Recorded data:
** START **
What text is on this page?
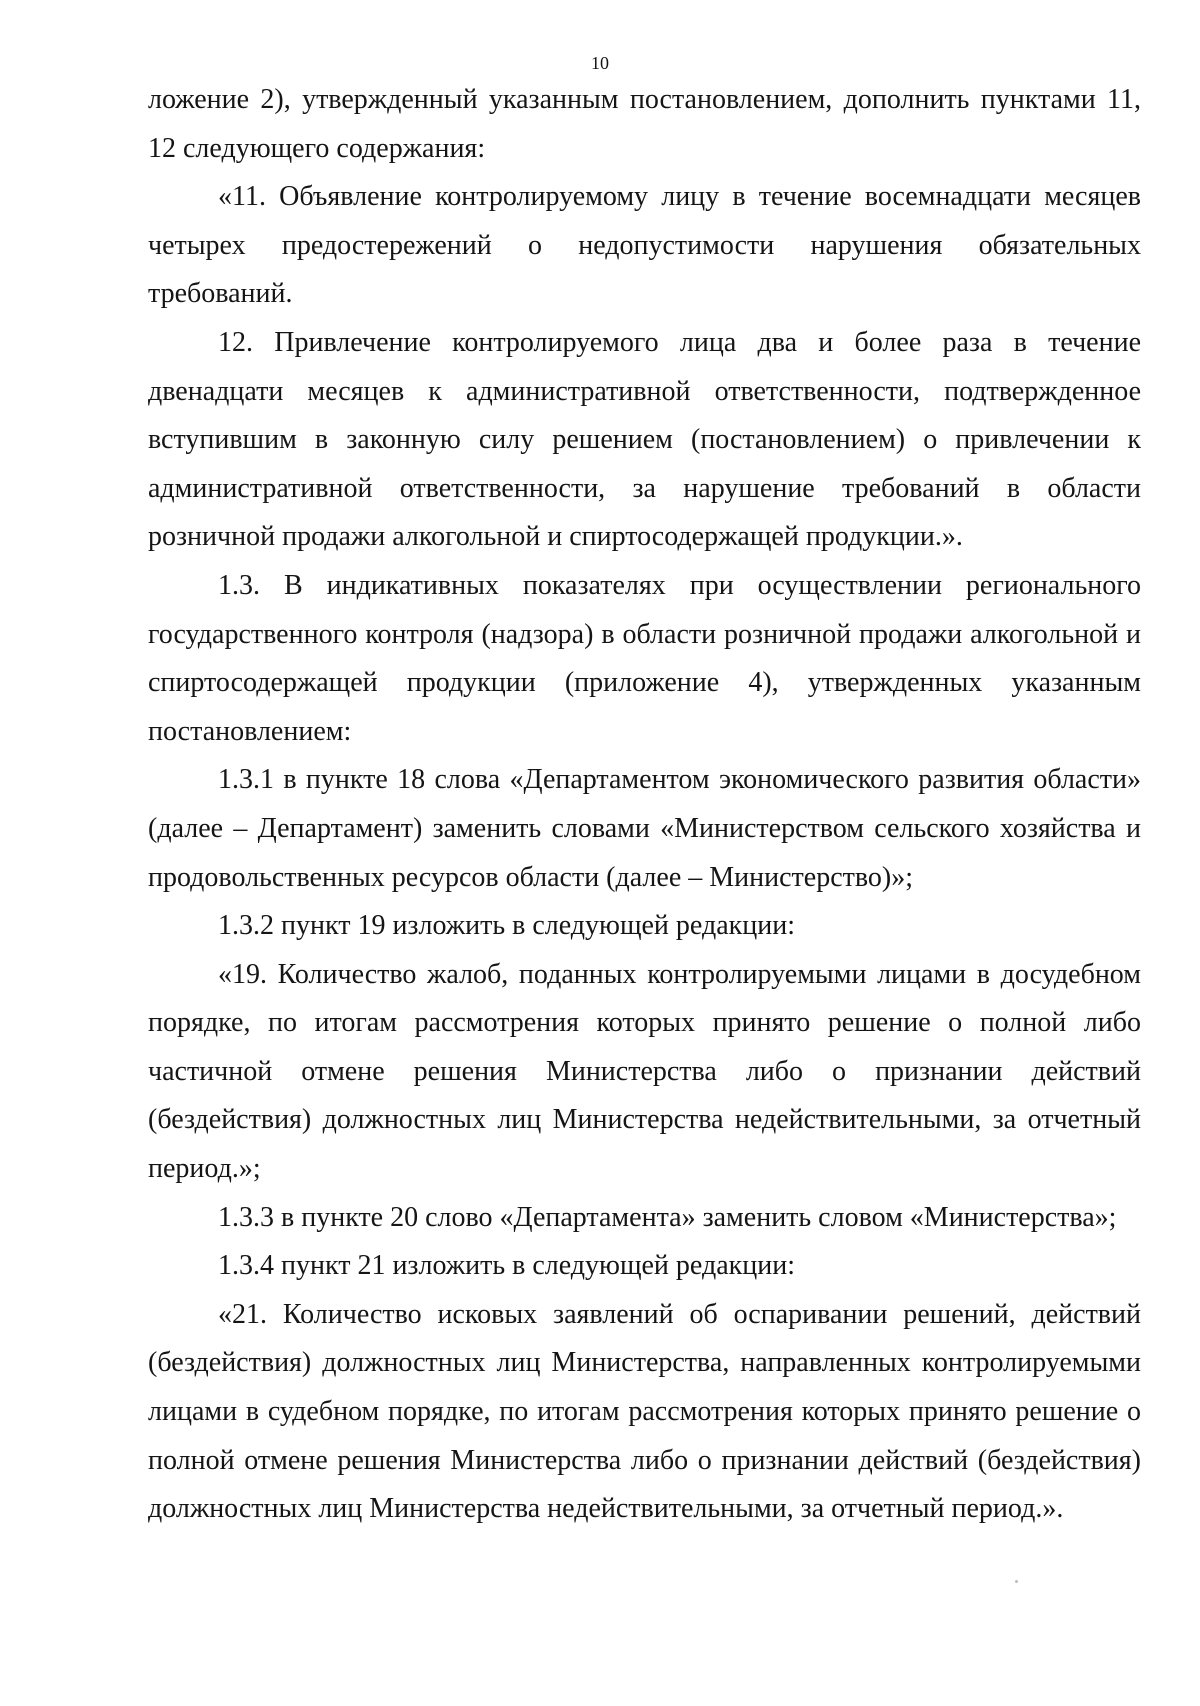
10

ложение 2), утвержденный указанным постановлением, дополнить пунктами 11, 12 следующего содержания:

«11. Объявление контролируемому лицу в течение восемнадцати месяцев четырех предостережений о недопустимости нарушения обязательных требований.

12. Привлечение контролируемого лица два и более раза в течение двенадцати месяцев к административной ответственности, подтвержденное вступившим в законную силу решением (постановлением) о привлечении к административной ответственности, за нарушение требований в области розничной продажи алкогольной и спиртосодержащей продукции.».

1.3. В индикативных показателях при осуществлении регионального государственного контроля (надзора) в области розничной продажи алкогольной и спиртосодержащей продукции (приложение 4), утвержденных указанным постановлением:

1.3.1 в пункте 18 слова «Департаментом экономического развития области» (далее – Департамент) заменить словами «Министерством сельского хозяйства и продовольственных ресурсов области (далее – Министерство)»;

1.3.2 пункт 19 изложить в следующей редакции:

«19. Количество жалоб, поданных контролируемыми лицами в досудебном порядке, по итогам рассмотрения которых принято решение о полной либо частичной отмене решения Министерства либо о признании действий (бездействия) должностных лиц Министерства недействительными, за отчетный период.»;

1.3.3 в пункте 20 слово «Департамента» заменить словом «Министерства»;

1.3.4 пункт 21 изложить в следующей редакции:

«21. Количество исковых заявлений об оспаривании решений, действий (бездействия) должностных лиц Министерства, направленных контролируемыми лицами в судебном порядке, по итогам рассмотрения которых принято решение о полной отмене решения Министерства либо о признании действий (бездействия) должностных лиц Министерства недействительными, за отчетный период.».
** END **
**What the exercise asks**
Transcribe every line in the entries above, taking out only the images.

**Output for this task**
What text is on this page?
10

ложение 2), утвержденный указанным постановлением, дополнить пунктами 11, 12 следующего содержания:

«11. Объявление контролируемому лицу в течение восемнадцати месяцев четырех предостережений о недопустимости нарушения обязательных требований.

12. Привлечение контролируемого лица два и более раза в течение двенадцати месяцев к административной ответственности, подтвержденное вступившим в законную силу решением (постановлением) о привлечении к административной ответственности, за нарушение требований в области розничной продажи алкогольной и спиртосодержащей продукции.».

1.3. В индикативных показателях при осуществлении регионального государственного контроля (надзора) в области розничной продажи алкогольной и спиртосодержащей продукции (приложение 4), утвержденных указанным постановлением:

1.3.1 в пункте 18 слова «Департаментом экономического развития области» (далее – Департамент) заменить словами «Министерством сельского хозяйства и продовольственных ресурсов области (далее – Министерство)»;

1.3.2 пункт 19 изложить в следующей редакции:

«19. Количество жалоб, поданных контролируемыми лицами в досудебном порядке, по итогам рассмотрения которых принято решение о полной либо частичной отмене решения Министерства либо о признании действий (бездействия) должностных лиц Министерства недействительными, за отчетный период.»;

1.3.3 в пункте 20 слово «Департамента» заменить словом «Министерства»;

1.3.4 пункт 21 изложить в следующей редакции:

«21. Количество исковых заявлений об оспаривании решений, действий (бездействия) должностных лиц Министерства, направленных контролируемыми лицами в судебном порядке, по итогам рассмотрения которых принято решение о полной отмене решения Министерства либо о признании действий (бездействия) должностных лиц Министерства недействительными, за отчетный период.».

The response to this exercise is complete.